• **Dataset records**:
==================================================

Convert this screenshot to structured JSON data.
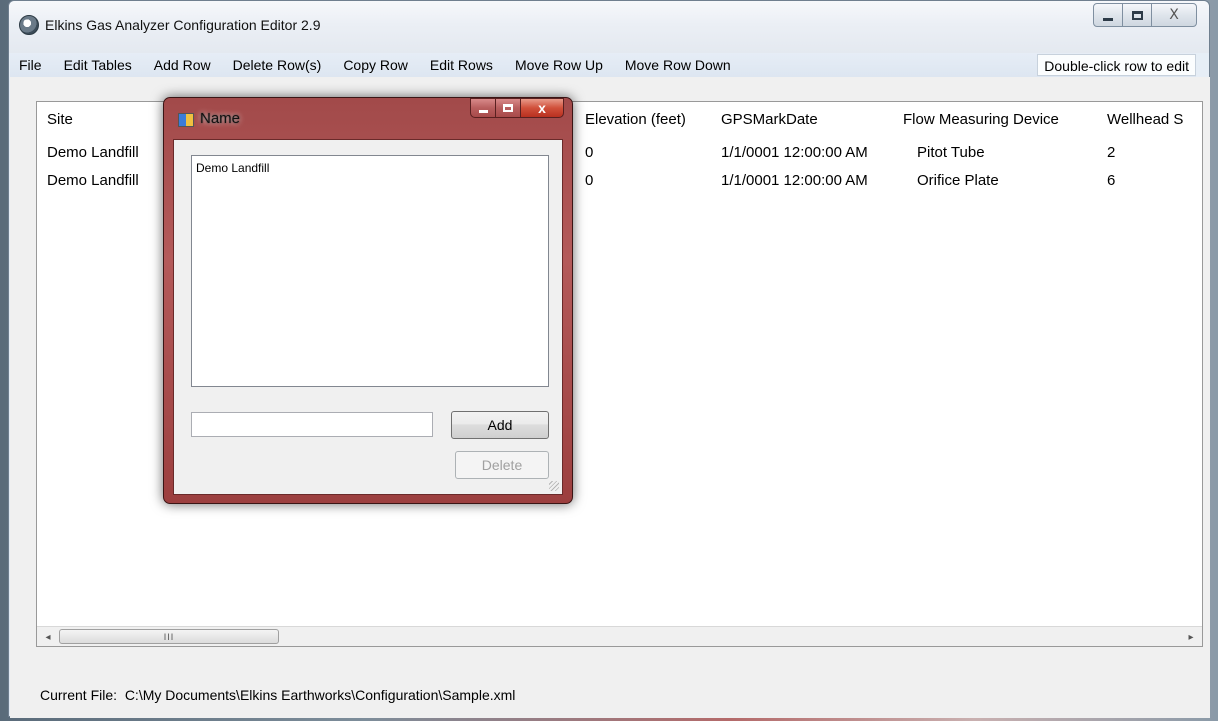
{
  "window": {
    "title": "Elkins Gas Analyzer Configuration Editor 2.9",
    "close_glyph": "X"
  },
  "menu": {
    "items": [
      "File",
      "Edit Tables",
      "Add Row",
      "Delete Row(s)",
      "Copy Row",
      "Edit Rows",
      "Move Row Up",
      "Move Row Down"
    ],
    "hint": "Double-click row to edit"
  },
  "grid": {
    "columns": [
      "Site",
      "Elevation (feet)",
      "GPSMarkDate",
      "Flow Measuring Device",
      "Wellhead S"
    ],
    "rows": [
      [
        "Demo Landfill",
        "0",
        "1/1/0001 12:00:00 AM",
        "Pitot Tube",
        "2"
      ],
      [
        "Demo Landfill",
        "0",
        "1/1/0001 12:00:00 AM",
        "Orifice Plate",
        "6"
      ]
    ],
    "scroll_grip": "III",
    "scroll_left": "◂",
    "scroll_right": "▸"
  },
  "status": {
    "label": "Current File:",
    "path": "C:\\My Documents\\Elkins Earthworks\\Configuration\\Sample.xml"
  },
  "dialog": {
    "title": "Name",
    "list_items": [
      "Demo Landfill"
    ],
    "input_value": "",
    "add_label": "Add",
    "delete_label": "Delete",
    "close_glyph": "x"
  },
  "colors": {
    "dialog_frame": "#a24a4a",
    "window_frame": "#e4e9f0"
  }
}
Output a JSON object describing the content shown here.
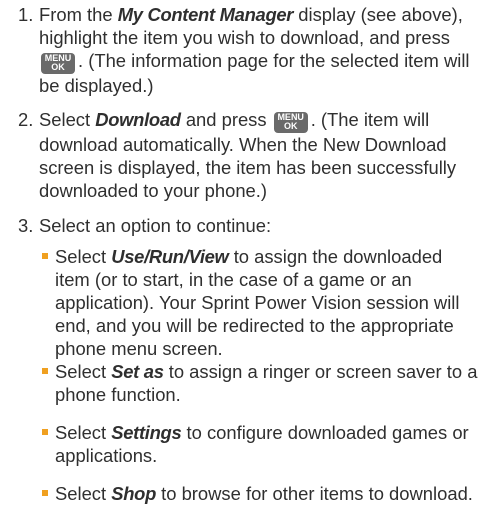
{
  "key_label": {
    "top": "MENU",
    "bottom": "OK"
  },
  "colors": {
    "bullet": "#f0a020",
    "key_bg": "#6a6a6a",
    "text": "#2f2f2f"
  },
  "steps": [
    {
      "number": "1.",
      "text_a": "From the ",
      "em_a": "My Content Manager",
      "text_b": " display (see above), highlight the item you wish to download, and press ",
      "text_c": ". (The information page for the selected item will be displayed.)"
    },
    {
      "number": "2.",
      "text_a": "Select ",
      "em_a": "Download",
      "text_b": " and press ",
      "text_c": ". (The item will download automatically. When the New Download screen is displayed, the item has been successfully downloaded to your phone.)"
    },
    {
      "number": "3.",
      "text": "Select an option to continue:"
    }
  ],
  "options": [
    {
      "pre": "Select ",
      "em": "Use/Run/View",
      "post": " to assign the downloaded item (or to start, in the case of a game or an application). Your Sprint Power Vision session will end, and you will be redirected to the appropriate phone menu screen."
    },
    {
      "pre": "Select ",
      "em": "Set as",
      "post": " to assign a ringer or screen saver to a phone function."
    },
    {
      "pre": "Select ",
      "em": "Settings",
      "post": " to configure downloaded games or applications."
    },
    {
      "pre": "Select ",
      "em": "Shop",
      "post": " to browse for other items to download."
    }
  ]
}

==================================================

• **EXERCISE AIM**: Repeat the lines above exactly, and keep every picture out.

• **RIGHT ANSWER**:
Convert this screenshot to structured JSON data.
{
  "window": {
    "title": "Elkins Gas Analyzer Configuration Editor 2.9",
    "close_glyph": "X"
  },
  "menu": {
    "items": [
      "File",
      "Edit Tables",
      "Add Row",
      "Delete Row(s)",
      "Copy Row",
      "Edit Rows",
      "Move Row Up",
      "Move Row Down"
    ],
    "hint": "Double-click row to edit"
  },
  "grid": {
    "columns": [
      "Site",
      "Elevation (feet)",
      "GPSMarkDate",
      "Flow Measuring Device",
      "Wellhead S"
    ],
    "rows": [
      [
        "Demo Landfill",
        "0",
        "1/1/0001 12:00:00 AM",
        "Pitot Tube",
        "2"
      ],
      [
        "Demo Landfill",
        "0",
        "1/1/0001 12:00:00 AM",
        "Orifice Plate",
        "6"
      ]
    ],
    "scroll_grip": "III",
    "scroll_left": "◂",
    "scroll_right": "▸"
  },
  "status": {
    "label": "Current File:",
    "path": "C:\\My Documents\\Elkins Earthworks\\Configuration\\Sample.xml"
  },
  "dialog": {
    "title": "Name",
    "list_items": [
      "Demo Landfill"
    ],
    "input_value": "",
    "add_label": "Add",
    "delete_label": "Delete",
    "close_glyph": "x"
  },
  "colors": {
    "dialog_frame": "#a24a4a",
    "window_frame": "#e4e9f0"
  }
}
Output a JSON object describing the content shown here.
{
  "key_label": {
    "top": "MENU",
    "bottom": "OK"
  },
  "colors": {
    "bullet": "#f0a020",
    "key_bg": "#6a6a6a",
    "text": "#2f2f2f"
  },
  "steps": [
    {
      "number": "1.",
      "text_a": "From the ",
      "em_a": "My Content Manager",
      "text_b": " display (see above), highlight the item you wish to download, and press ",
      "text_c": ". (The information page for the selected item will be displayed.)"
    },
    {
      "number": "2.",
      "text_a": "Select ",
      "em_a": "Download",
      "text_b": " and press ",
      "text_c": ". (The item will download automatically. When the New Download screen is displayed, the item has been successfully downloaded to your phone.)"
    },
    {
      "number": "3.",
      "text": "Select an option to continue:"
    }
  ],
  "options": [
    {
      "pre": "Select ",
      "em": "Use/Run/View",
      "post": " to assign the downloaded item (or to start, in the case of a game or an application). Your Sprint Power Vision session will end, and you will be redirected to the appropriate phone menu screen."
    },
    {
      "pre": "Select ",
      "em": "Set as",
      "post": " to assign a ringer or screen saver to a phone function."
    },
    {
      "pre": "Select ",
      "em": "Settings",
      "post": " to configure downloaded games or applications."
    },
    {
      "pre": "Select ",
      "em": "Shop",
      "post": " to browse for other items to download."
    }
  ]
}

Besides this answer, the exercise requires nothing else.